→ **WHAT THE TASK REQUIRES**
Please repeat every listing below word for word, leaving out the pictures.

Data items
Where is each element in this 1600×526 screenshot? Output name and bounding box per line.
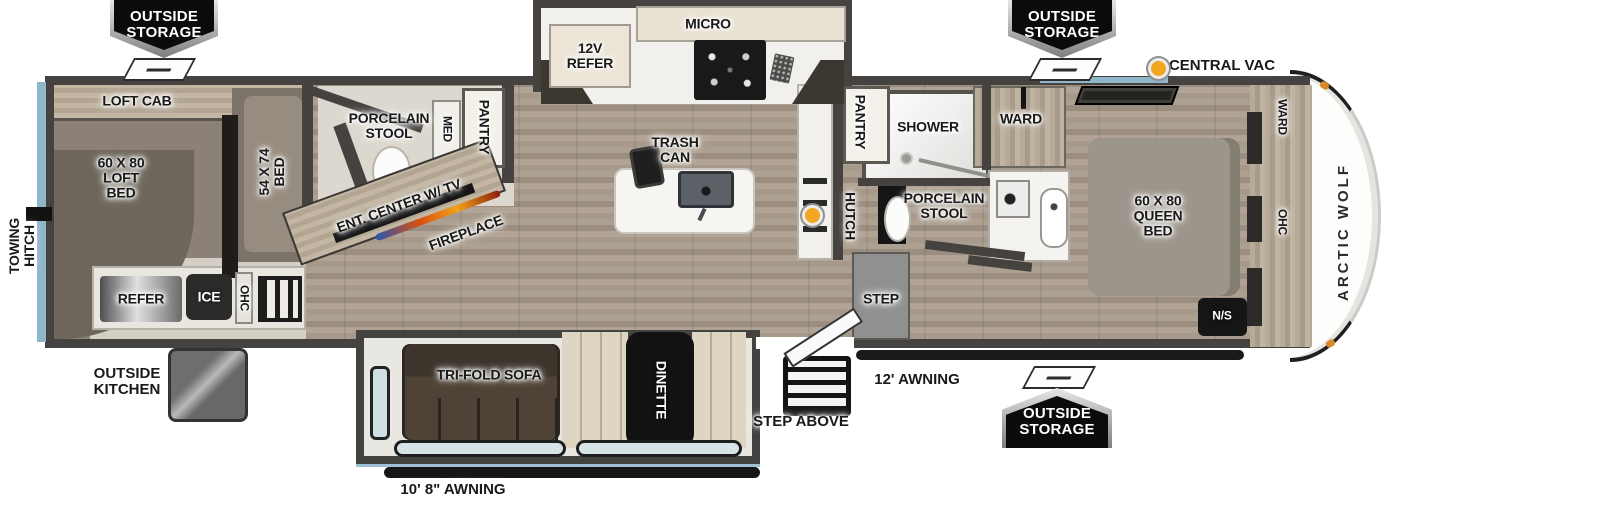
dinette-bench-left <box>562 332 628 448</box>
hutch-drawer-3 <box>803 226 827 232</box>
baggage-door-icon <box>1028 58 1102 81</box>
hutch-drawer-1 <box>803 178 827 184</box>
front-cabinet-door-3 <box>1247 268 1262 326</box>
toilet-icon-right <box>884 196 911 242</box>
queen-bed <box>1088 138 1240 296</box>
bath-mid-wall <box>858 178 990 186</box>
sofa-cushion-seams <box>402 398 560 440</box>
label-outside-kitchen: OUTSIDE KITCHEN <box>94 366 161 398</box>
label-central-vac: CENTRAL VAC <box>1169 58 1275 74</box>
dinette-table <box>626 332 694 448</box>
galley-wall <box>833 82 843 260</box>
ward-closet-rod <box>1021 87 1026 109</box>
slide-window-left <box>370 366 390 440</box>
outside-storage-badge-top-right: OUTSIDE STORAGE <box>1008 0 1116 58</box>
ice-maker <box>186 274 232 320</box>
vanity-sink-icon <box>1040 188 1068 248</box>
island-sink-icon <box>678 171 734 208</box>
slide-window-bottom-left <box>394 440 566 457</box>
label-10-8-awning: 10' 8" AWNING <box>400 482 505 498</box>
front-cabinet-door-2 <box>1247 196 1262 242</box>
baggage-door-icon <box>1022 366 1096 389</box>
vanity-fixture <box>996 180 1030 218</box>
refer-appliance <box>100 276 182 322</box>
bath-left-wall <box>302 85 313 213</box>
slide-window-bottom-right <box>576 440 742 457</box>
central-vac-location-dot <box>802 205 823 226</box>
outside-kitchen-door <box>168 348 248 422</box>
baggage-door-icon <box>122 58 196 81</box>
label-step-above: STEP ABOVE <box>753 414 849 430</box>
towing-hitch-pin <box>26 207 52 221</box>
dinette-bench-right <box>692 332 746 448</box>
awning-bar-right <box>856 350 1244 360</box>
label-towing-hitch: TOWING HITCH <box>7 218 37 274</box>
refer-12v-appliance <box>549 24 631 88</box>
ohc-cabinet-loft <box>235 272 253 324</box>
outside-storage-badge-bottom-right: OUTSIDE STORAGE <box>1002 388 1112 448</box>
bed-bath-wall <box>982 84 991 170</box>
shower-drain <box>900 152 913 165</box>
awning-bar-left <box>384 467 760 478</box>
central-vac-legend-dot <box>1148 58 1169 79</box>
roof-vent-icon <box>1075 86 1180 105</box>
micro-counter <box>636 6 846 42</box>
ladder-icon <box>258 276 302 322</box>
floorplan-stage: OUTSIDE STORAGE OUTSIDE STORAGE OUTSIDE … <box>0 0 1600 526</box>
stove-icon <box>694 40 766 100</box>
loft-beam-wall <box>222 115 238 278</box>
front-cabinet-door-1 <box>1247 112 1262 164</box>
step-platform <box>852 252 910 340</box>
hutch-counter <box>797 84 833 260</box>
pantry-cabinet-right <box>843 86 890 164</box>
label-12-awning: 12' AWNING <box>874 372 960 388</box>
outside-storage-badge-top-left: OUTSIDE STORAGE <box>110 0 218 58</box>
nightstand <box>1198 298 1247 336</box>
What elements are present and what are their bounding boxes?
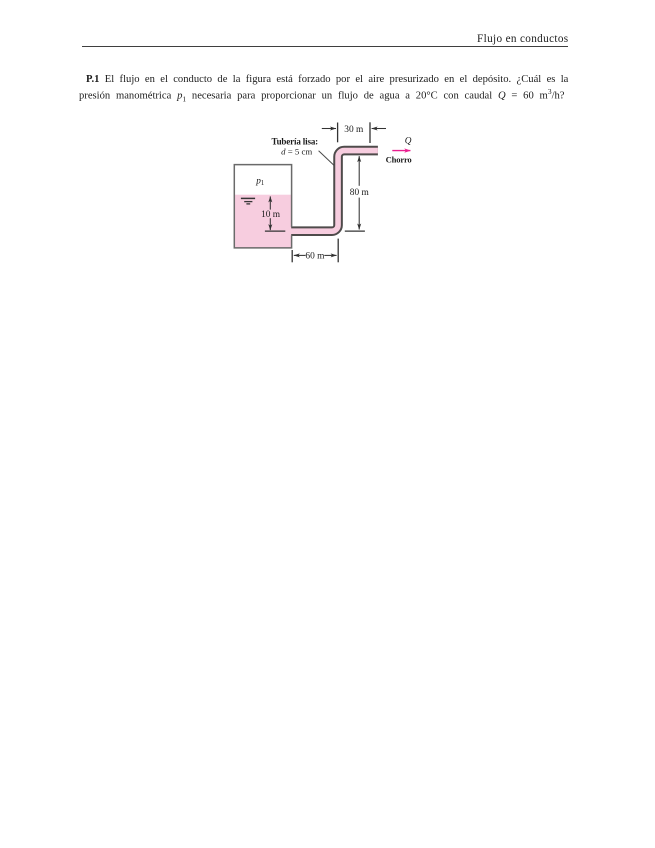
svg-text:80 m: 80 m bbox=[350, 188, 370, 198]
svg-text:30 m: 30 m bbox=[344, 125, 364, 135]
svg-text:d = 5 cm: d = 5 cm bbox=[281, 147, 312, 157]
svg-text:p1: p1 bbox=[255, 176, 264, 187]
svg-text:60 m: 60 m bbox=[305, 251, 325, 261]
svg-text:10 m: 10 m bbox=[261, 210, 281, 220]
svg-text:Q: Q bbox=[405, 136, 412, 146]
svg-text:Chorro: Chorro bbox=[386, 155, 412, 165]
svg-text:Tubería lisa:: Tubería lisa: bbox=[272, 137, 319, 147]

→ **CORRECT OUTPUT**
Where is each element in this 1600×526 screenshot? Output name and bounding box per line.
dinette-bench-left <box>562 332 628 448</box>
hutch-drawer-3 <box>803 226 827 232</box>
baggage-door-icon <box>1028 58 1102 81</box>
hutch-drawer-1 <box>803 178 827 184</box>
front-cabinet-door-3 <box>1247 268 1262 326</box>
toilet-icon-right <box>884 196 911 242</box>
queen-bed <box>1088 138 1240 296</box>
bath-mid-wall <box>858 178 990 186</box>
sofa-cushion-seams <box>402 398 560 440</box>
label-outside-kitchen: OUTSIDE KITCHEN <box>94 366 161 398</box>
label-central-vac: CENTRAL VAC <box>1169 58 1275 74</box>
dinette-table <box>626 332 694 448</box>
galley-wall <box>833 82 843 260</box>
ward-closet-rod <box>1021 87 1026 109</box>
slide-window-left <box>370 366 390 440</box>
outside-storage-badge-top-right: OUTSIDE STORAGE <box>1008 0 1116 58</box>
ice-maker <box>186 274 232 320</box>
vanity-sink-icon <box>1040 188 1068 248</box>
island-sink-icon <box>678 171 734 208</box>
slide-window-bottom-left <box>394 440 566 457</box>
label-10-8-awning: 10' 8" AWNING <box>400 482 505 498</box>
front-cabinet-door-2 <box>1247 196 1262 242</box>
baggage-door-icon <box>1022 366 1096 389</box>
vanity-fixture <box>996 180 1030 218</box>
refer-appliance <box>100 276 182 322</box>
bath-left-wall <box>302 85 313 213</box>
slide-window-bottom-right <box>576 440 742 457</box>
central-vac-location-dot <box>802 205 823 226</box>
outside-kitchen-door <box>168 348 248 422</box>
baggage-door-icon <box>122 58 196 81</box>
label-step-above: STEP ABOVE <box>753 414 849 430</box>
towing-hitch-pin <box>26 207 52 221</box>
dinette-bench-right <box>692 332 746 448</box>
awning-bar-right <box>856 350 1244 360</box>
label-towing-hitch: TOWING HITCH <box>7 218 37 274</box>
refer-12v-appliance <box>549 24 631 88</box>
ohc-cabinet-loft <box>235 272 253 324</box>
outside-storage-badge-bottom-right: OUTSIDE STORAGE <box>1002 388 1112 448</box>
bed-bath-wall <box>982 84 991 170</box>
shower-drain <box>900 152 913 165</box>
awning-bar-left <box>384 467 760 478</box>
central-vac-legend-dot <box>1148 58 1169 79</box>
roof-vent-icon <box>1075 86 1180 105</box>
micro-counter <box>636 6 846 42</box>
ladder-icon <box>258 276 302 322</box>
floorplan-stage: OUTSIDE STORAGE OUTSIDE STORAGE OUTSIDE … <box>0 0 1600 526</box>
stove-icon <box>694 40 766 100</box>
loft-beam-wall <box>222 115 238 278</box>
front-cabinet-door-1 <box>1247 112 1262 164</box>
step-platform <box>852 252 910 340</box>
hutch-counter <box>797 84 833 260</box>
pantry-cabinet-right <box>843 86 890 164</box>
label-12-awning: 12' AWNING <box>874 372 960 388</box>
outside-storage-badge-top-left: OUTSIDE STORAGE <box>110 0 218 58</box>
nightstand <box>1198 298 1247 336</box>
What elements are present and what are their bounding boxes?
svg-text:80 m: 80 m bbox=[350, 188, 370, 198]
svg-text:30 m: 30 m bbox=[344, 125, 364, 135]
svg-text:d = 5 cm: d = 5 cm bbox=[281, 147, 312, 157]
svg-text:p1: p1 bbox=[255, 176, 264, 187]
svg-text:60 m: 60 m bbox=[305, 251, 325, 261]
svg-text:10 m: 10 m bbox=[261, 210, 281, 220]
svg-text:Q: Q bbox=[405, 136, 412, 146]
svg-text:Chorro: Chorro bbox=[386, 155, 412, 165]
svg-text:Tubería lisa:: Tubería lisa: bbox=[272, 137, 319, 147]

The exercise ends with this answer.